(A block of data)
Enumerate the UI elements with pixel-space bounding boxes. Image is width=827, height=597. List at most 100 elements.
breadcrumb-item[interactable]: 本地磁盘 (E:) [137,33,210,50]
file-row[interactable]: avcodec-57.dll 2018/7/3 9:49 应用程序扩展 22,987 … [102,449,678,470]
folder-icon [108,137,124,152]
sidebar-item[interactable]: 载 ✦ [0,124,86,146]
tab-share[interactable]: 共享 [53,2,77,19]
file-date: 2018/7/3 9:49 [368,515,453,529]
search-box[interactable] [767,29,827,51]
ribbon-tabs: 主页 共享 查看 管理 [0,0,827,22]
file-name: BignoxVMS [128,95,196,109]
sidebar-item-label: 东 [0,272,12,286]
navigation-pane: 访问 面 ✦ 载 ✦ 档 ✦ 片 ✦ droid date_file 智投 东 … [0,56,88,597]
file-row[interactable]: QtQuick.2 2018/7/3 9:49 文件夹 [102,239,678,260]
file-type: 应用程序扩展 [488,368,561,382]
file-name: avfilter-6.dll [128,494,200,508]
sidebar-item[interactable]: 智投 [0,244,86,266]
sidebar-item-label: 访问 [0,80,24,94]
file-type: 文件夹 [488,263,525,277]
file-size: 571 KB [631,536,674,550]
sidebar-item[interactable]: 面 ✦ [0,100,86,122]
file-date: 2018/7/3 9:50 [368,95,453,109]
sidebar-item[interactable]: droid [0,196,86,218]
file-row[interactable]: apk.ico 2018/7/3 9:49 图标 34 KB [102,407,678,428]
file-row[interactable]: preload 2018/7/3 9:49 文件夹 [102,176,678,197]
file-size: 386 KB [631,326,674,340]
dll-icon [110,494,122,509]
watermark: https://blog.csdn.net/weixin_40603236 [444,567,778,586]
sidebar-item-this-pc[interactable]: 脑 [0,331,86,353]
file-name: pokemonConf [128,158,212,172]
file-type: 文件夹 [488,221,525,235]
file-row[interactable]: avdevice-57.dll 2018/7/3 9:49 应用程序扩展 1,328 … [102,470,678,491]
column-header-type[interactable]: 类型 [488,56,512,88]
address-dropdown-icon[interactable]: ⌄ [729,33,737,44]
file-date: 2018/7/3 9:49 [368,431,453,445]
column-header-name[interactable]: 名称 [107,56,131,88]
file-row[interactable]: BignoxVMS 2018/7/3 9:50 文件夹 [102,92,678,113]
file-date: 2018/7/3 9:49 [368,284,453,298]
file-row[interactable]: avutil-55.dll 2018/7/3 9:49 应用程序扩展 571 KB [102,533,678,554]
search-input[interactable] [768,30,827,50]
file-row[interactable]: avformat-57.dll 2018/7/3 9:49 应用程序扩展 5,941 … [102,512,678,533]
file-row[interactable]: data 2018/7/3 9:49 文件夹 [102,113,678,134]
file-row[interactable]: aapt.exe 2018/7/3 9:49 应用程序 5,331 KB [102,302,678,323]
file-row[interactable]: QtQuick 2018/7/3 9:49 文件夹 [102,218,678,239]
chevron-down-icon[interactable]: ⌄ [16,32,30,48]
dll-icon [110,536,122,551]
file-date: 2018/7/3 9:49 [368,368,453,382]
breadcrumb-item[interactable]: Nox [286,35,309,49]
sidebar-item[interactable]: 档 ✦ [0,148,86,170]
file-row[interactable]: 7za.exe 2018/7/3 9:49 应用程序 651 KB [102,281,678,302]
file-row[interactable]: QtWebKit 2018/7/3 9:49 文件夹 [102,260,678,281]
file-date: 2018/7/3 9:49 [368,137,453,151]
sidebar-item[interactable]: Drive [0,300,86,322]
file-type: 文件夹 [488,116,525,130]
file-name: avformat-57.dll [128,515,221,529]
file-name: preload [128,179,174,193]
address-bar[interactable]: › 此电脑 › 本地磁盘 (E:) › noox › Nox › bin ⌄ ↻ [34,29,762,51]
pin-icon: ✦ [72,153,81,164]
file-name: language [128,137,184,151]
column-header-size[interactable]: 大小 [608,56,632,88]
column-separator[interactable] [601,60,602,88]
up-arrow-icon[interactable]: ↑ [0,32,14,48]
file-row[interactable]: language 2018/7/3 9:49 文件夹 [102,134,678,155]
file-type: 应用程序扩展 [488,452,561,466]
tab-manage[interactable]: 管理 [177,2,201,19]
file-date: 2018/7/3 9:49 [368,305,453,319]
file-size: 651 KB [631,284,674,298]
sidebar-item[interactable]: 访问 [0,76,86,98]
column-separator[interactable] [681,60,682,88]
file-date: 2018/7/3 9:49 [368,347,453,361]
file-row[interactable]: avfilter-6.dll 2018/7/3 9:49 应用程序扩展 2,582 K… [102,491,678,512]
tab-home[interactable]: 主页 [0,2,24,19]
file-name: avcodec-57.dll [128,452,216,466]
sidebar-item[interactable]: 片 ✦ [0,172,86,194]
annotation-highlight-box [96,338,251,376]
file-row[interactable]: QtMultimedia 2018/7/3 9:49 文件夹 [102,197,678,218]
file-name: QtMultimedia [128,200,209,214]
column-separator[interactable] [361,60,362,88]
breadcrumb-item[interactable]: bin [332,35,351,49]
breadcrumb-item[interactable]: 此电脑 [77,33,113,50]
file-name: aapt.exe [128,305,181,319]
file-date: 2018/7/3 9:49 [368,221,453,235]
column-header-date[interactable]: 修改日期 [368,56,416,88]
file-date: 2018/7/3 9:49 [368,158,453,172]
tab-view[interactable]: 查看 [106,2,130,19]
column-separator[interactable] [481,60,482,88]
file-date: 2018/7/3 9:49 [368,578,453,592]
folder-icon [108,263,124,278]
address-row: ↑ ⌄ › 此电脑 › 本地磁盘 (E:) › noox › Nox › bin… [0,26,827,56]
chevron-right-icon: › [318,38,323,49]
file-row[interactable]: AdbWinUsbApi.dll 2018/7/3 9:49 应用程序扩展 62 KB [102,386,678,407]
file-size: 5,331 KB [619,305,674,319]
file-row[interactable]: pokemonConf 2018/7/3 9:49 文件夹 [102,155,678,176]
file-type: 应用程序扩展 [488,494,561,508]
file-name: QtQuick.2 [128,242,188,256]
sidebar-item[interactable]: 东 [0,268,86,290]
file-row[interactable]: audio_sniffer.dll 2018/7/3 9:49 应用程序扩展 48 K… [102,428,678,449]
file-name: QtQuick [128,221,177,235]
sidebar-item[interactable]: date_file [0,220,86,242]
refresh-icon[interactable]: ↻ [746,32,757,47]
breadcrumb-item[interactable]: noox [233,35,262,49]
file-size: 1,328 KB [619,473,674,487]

▶ _EXERCISE_
Rewrite the rows from the start through the line containing "sidebar-item-this-pc[interactable]: 脑 [0,331,86,353]", swapping every "file-row" for "list-row" and changing nothing else.

▶ _FINISHED ANSWER_
Enumerate the UI elements with pixel-space bounding boxes. Image is width=827, height=597. List at most 100 elements.
breadcrumb-item[interactable]: 本地磁盘 (E:) [137,33,210,50]
list-row[interactable]: avcodec-57.dll 2018/7/3 9:49 应用程序扩展 22,987 … [102,449,678,470]
folder-icon [108,137,124,152]
sidebar-item[interactable]: 载 ✦ [0,124,86,146]
tab-share[interactable]: 共享 [53,2,77,19]
file-date: 2018/7/3 9:49 [368,515,453,529]
search-box[interactable] [767,29,827,51]
ribbon-tabs: 主页 共享 查看 管理 [0,0,827,22]
file-name: BignoxVMS [128,95,196,109]
sidebar-item-label: 东 [0,272,12,286]
navigation-pane: 访问 面 ✦ 载 ✦ 档 ✦ 片 ✦ droid date_file 智投 东 … [0,56,88,597]
list-row[interactable]: QtQuick.2 2018/7/3 9:49 文件夹 [102,239,678,260]
file-type: 应用程序扩展 [488,368,561,382]
file-name: avfilter-6.dll [128,494,200,508]
sidebar-item[interactable]: 智投 [0,244,86,266]
sidebar-item-label: 访问 [0,80,24,94]
file-type: 文件夹 [488,263,525,277]
file-size: 571 KB [631,536,674,550]
sidebar-item[interactable]: 面 ✦ [0,100,86,122]
file-date: 2018/7/3 9:50 [368,95,453,109]
sidebar-item[interactable]: droid [0,196,86,218]
list-row[interactable]: apk.ico 2018/7/3 9:49 图标 34 KB [102,407,678,428]
list-row[interactable]: preload 2018/7/3 9:49 文件夹 [102,176,678,197]
file-size: 386 KB [631,326,674,340]
dll-icon [110,494,122,509]
watermark: https://blog.csdn.net/weixin_40603236 [444,567,778,586]
sidebar-item-this-pc[interactable]: 脑 [0,331,86,353]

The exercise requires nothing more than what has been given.